Every record that follows should be printed verbatim.

▸ Raw data
= = = =
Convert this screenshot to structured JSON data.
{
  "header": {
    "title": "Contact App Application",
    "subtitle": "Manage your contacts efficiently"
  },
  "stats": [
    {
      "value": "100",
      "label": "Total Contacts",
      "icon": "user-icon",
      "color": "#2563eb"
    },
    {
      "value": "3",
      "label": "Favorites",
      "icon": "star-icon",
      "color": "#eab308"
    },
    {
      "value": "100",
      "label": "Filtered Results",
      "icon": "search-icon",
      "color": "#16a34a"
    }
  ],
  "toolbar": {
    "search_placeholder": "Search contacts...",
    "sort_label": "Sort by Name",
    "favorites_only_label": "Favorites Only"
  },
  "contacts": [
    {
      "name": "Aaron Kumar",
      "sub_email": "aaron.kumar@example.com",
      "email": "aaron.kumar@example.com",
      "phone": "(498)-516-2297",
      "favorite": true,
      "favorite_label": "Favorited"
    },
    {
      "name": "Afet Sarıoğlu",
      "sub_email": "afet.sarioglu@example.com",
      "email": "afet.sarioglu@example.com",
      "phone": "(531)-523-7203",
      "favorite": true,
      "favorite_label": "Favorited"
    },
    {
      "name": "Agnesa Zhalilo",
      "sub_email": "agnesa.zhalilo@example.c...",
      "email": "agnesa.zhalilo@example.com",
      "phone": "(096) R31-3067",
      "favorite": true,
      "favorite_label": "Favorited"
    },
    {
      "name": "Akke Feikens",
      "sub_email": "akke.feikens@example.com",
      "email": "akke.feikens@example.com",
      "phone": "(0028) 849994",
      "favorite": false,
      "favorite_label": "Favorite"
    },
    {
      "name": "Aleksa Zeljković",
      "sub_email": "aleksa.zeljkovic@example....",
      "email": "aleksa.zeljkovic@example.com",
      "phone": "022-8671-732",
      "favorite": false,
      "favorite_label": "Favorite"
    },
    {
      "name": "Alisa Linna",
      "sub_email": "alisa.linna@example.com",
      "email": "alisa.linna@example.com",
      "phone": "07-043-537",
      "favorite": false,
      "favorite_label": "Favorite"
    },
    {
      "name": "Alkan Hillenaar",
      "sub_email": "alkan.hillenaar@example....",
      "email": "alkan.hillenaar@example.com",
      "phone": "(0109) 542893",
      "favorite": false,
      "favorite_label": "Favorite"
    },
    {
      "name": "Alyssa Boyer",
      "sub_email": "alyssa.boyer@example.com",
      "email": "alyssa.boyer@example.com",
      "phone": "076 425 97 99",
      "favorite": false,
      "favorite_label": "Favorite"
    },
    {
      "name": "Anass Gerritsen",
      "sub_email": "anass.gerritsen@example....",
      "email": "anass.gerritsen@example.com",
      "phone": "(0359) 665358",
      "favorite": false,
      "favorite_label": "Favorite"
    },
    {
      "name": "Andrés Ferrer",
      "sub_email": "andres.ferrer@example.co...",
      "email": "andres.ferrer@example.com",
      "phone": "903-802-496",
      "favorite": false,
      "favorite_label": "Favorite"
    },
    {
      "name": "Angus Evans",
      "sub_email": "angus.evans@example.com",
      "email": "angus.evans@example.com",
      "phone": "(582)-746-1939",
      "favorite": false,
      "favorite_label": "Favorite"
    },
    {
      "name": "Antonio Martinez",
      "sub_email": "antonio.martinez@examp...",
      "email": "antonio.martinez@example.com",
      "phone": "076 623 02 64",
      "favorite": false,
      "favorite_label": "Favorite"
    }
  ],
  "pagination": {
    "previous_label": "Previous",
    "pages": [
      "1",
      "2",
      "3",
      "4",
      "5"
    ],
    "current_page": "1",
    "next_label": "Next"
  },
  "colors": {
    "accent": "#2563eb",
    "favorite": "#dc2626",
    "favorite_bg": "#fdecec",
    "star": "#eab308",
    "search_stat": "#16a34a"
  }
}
= = = =
▸ Output for this exercise
Convert this screenshot to structured JSON data.
{
  "header": {
    "title": "Contact App Application",
    "subtitle": "Manage your contacts efficiently"
  },
  "stats": [
    {
      "value": "100",
      "label": "Total Contacts",
      "icon": "user-icon",
      "color": "#2563eb"
    },
    {
      "value": "3",
      "label": "Favorites",
      "icon": "star-icon",
      "color": "#eab308"
    },
    {
      "value": "100",
      "label": "Filtered Results",
      "icon": "search-icon",
      "color": "#16a34a"
    }
  ],
  "toolbar": {
    "search_placeholder": "Search contacts...",
    "sort_label": "Sort by Name",
    "favorites_only_label": "Favorites Only"
  },
  "contacts": [
    {
      "name": "Aaron Kumar",
      "sub_email": "aaron.kumar@example.com",
      "email": "aaron.kumar@example.com",
      "phone": "(498)-516-2297",
      "favorite": true,
      "favorite_label": "Favorited"
    },
    {
      "name": "Afet Sarıoğlu",
      "sub_email": "afet.sarioglu@example.com",
      "email": "afet.sarioglu@example.com",
      "phone": "(531)-523-7203",
      "favorite": true,
      "favorite_label": "Favorited"
    },
    {
      "name": "Agnesa Zhalilo",
      "sub_email": "agnesa.zhalilo@example.c...",
      "email": "agnesa.zhalilo@example.com",
      "phone": "(096) R31-3067",
      "favorite": true,
      "favorite_label": "Favorited"
    },
    {
      "name": "Akke Feikens",
      "sub_email": "akke.feikens@example.com",
      "email": "akke.feikens@example.com",
      "phone": "(0028) 849994",
      "favorite": false,
      "favorite_label": "Favorite"
    },
    {
      "name": "Aleksa Zeljković",
      "sub_email": "aleksa.zeljkovic@example....",
      "email": "aleksa.zeljkovic@example.com",
      "phone": "022-8671-732",
      "favorite": false,
      "favorite_label": "Favorite"
    },
    {
      "name": "Alisa Linna",
      "sub_email": "alisa.linna@example.com",
      "email": "alisa.linna@example.com",
      "phone": "07-043-537",
      "favorite": false,
      "favorite_label": "Favorite"
    },
    {
      "name": "Alkan Hillenaar",
      "sub_email": "alkan.hillenaar@example....",
      "email": "alkan.hillenaar@example.com",
      "phone": "(0109) 542893",
      "favorite": false,
      "favorite_label": "Favorite"
    },
    {
      "name": "Alyssa Boyer",
      "sub_email": "alyssa.boyer@example.com",
      "email": "alyssa.boyer@example.com",
      "phone": "076 425 97 99",
      "favorite": false,
      "favorite_label": "Favorite"
    },
    {
      "name": "Anass Gerritsen",
      "sub_email": "anass.gerritsen@example....",
      "email": "anass.gerritsen@example.com",
      "phone": "(0359) 665358",
      "favorite": false,
      "favorite_label": "Favorite"
    },
    {
      "name": "Andrés Ferrer",
      "sub_email": "andres.ferrer@example.co...",
      "email": "andres.ferrer@example.com",
      "phone": "903-802-496",
      "favorite": false,
      "favorite_label": "Favorite"
    },
    {
      "name": "Angus Evans",
      "sub_email": "angus.evans@example.com",
      "email": "angus.evans@example.com",
      "phone": "(582)-746-1939",
      "favorite": false,
      "favorite_label": "Favorite"
    },
    {
      "name": "Antonio Martinez",
      "sub_email": "antonio.martinez@examp...",
      "email": "antonio.martinez@example.com",
      "phone": "076 623 02 64",
      "favorite": false,
      "favorite_label": "Favorite"
    }
  ],
  "pagination": {
    "previous_label": "Previous",
    "pages": [
      "1",
      "2",
      "3",
      "4",
      "5"
    ],
    "current_page": "1",
    "next_label": "Next"
  },
  "colors": {
    "accent": "#2563eb",
    "favorite": "#dc2626",
    "favorite_bg": "#fdecec",
    "star": "#eab308",
    "search_stat": "#16a34a"
  }
}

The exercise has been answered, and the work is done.